Data for this task Block Start
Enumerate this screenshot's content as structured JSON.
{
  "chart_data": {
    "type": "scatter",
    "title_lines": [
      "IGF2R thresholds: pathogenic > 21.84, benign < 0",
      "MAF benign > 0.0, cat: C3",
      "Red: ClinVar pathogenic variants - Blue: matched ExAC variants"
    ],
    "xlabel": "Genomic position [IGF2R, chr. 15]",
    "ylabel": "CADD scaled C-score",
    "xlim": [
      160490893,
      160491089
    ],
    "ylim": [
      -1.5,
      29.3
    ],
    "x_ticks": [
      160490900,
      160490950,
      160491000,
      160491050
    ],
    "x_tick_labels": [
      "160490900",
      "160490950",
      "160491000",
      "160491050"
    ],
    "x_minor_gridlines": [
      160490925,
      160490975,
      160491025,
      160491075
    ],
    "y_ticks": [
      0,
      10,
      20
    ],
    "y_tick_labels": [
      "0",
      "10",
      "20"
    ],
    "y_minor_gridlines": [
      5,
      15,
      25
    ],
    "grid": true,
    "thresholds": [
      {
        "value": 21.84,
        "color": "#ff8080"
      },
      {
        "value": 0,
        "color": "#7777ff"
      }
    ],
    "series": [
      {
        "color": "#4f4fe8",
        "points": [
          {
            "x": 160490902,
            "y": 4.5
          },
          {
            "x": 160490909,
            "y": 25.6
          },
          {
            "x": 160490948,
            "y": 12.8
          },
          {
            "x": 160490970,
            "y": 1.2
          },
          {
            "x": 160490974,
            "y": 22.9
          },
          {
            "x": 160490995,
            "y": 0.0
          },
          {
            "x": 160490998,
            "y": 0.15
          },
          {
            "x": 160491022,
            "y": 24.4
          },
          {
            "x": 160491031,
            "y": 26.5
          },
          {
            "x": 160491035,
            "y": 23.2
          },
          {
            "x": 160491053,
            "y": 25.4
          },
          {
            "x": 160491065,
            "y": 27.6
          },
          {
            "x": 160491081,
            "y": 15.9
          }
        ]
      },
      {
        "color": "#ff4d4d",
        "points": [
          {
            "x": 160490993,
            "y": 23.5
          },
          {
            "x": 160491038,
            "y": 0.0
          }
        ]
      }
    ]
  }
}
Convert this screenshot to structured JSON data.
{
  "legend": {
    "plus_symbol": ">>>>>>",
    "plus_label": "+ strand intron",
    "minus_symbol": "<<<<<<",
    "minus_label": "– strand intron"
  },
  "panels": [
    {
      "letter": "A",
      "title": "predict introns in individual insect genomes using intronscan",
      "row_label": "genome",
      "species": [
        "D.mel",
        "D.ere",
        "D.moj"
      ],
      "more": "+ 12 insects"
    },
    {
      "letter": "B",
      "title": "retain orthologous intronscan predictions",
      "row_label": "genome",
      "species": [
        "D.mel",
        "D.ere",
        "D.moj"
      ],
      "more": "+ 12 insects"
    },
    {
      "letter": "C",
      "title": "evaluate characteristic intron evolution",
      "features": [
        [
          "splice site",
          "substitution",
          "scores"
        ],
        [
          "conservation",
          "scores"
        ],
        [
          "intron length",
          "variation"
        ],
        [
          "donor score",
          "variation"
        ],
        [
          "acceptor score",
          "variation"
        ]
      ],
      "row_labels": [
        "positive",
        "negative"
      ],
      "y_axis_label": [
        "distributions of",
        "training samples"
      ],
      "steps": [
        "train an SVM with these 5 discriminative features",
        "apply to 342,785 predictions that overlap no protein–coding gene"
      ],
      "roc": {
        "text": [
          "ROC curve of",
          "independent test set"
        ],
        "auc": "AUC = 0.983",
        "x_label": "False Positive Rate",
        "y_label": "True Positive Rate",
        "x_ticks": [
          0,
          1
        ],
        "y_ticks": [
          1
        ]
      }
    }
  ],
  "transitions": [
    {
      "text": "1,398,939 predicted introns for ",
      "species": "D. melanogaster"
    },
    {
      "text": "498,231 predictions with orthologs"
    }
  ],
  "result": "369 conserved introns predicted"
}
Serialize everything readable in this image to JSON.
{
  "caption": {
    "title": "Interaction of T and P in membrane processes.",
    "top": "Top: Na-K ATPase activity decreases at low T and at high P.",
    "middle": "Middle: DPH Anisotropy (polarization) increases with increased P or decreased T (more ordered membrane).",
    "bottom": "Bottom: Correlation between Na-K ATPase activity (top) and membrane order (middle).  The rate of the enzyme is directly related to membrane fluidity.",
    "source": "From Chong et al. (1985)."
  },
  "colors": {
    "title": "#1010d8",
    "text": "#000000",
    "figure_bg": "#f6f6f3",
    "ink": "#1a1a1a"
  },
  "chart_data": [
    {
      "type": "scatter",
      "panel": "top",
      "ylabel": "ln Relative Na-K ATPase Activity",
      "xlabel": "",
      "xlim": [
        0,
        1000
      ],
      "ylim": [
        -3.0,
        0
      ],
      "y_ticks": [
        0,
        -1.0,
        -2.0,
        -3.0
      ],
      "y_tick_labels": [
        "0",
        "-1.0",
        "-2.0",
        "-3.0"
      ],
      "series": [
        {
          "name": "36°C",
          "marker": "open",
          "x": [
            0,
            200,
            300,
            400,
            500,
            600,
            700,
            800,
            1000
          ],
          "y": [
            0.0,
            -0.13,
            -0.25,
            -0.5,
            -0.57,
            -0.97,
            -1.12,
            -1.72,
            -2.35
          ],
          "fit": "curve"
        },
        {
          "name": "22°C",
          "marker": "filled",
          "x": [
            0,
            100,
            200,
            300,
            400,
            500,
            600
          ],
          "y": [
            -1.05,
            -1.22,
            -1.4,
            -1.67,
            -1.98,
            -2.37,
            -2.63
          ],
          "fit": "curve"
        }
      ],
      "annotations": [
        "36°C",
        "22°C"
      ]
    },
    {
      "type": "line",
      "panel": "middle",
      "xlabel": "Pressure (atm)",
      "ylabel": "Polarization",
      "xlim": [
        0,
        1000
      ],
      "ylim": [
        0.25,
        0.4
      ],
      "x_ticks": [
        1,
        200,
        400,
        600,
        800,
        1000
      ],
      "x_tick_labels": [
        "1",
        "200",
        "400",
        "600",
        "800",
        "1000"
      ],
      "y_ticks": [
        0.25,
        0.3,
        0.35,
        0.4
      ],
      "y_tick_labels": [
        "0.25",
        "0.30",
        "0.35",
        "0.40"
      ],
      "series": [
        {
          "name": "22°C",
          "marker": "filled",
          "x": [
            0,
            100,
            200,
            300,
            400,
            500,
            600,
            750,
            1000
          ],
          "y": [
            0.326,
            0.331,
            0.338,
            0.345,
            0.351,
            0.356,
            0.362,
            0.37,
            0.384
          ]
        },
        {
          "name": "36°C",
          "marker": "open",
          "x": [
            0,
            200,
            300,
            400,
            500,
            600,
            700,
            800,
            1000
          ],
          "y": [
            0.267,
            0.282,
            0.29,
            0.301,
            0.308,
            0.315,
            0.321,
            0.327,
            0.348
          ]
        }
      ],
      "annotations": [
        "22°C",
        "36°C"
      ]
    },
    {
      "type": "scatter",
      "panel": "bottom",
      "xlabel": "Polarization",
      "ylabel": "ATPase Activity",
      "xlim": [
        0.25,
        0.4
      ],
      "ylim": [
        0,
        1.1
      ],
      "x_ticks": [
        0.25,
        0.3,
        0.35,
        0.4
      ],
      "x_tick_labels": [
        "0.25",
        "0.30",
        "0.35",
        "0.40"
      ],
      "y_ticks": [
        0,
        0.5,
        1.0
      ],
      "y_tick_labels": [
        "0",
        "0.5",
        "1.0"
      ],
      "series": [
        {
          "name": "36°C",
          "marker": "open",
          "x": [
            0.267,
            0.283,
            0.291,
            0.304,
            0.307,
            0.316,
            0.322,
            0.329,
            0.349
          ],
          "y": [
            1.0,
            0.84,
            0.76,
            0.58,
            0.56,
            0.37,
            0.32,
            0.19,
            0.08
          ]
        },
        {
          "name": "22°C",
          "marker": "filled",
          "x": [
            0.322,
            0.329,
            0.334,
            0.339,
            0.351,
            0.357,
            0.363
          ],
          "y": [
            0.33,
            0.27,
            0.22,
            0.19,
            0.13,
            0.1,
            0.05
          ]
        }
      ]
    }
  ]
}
Data for this task Block End
• **The task**: Go through the records above and report how many lines contain "screenshot". Write the number only.

• **Task answer**: 2